▶ **EXTRACTED MATERIAL**:

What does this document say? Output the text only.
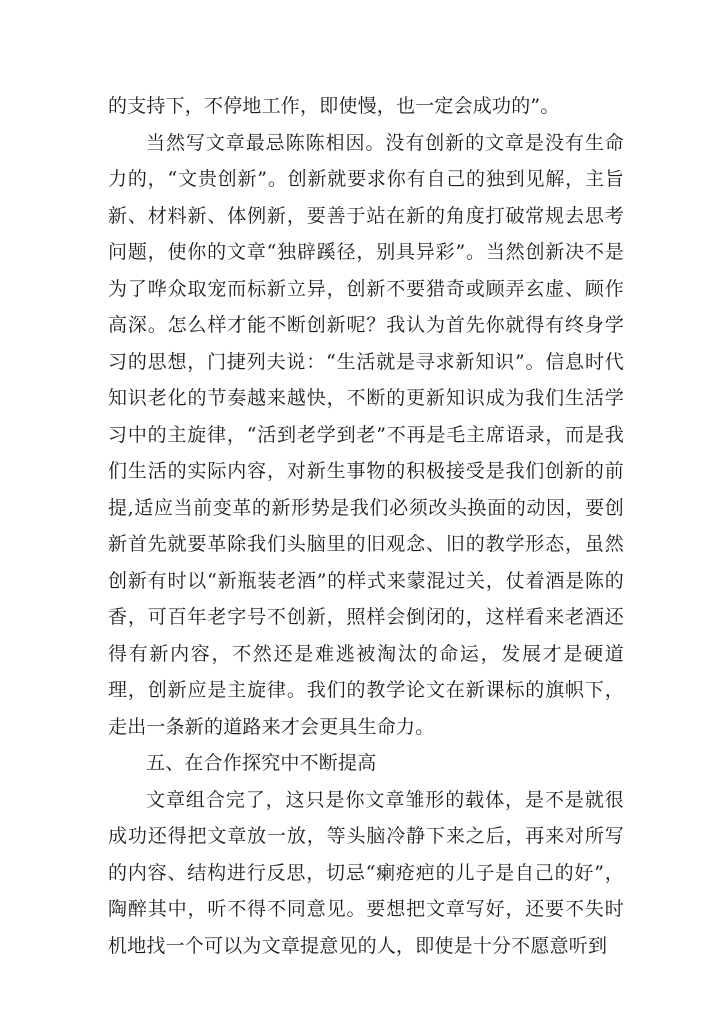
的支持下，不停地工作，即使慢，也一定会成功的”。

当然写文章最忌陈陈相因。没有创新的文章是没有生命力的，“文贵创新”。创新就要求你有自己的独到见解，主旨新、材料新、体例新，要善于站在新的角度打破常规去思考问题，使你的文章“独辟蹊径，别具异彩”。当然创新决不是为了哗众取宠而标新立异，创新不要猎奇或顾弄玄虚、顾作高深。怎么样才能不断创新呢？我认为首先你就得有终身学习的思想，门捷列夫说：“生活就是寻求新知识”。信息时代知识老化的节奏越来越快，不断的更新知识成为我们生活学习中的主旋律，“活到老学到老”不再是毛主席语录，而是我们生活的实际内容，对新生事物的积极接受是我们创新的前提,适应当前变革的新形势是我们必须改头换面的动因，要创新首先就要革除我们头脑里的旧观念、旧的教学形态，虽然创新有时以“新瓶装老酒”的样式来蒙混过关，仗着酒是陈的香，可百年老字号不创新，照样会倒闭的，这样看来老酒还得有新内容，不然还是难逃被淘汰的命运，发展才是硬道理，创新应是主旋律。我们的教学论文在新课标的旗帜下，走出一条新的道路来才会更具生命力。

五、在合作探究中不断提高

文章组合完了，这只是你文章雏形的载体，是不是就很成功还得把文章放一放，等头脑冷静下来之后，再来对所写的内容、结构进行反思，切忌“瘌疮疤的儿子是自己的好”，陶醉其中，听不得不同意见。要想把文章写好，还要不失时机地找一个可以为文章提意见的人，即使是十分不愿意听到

...

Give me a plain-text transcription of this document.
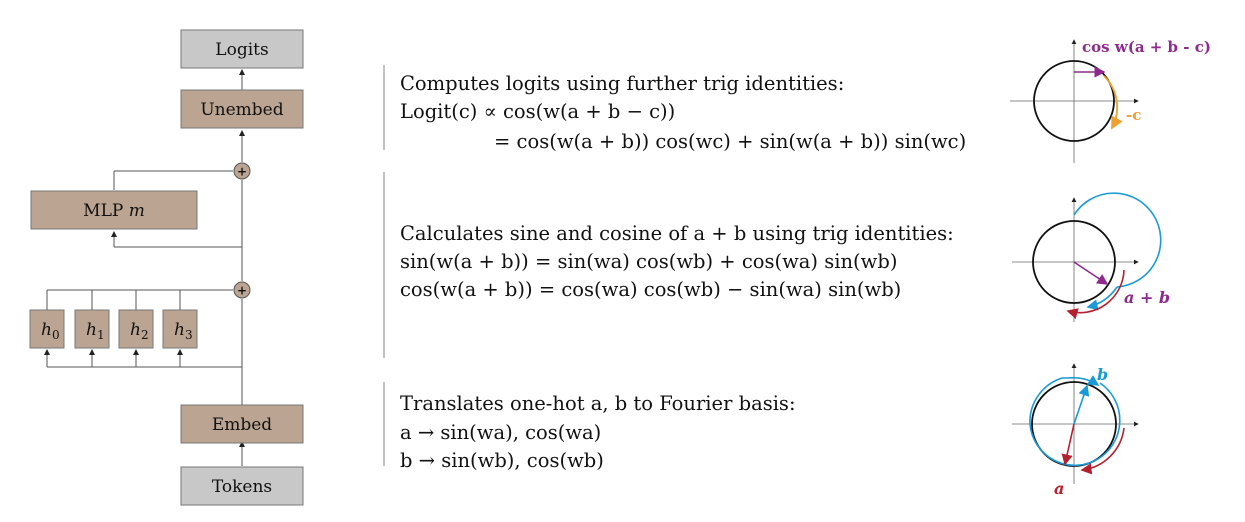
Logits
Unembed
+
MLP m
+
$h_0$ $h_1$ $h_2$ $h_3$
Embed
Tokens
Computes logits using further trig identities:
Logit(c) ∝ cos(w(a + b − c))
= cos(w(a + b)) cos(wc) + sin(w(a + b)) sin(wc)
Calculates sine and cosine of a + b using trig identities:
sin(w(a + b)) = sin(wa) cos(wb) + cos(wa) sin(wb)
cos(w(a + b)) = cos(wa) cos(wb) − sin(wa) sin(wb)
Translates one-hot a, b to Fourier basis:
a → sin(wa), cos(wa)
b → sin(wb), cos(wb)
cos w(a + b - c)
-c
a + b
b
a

▶ **PROMPT**: Every line of the records that includes the word "using" should be gathered.

▶ **THE RESULT**:
Computes logits using further trig identities:
Calculates sine and cosine of a + b using trig identities:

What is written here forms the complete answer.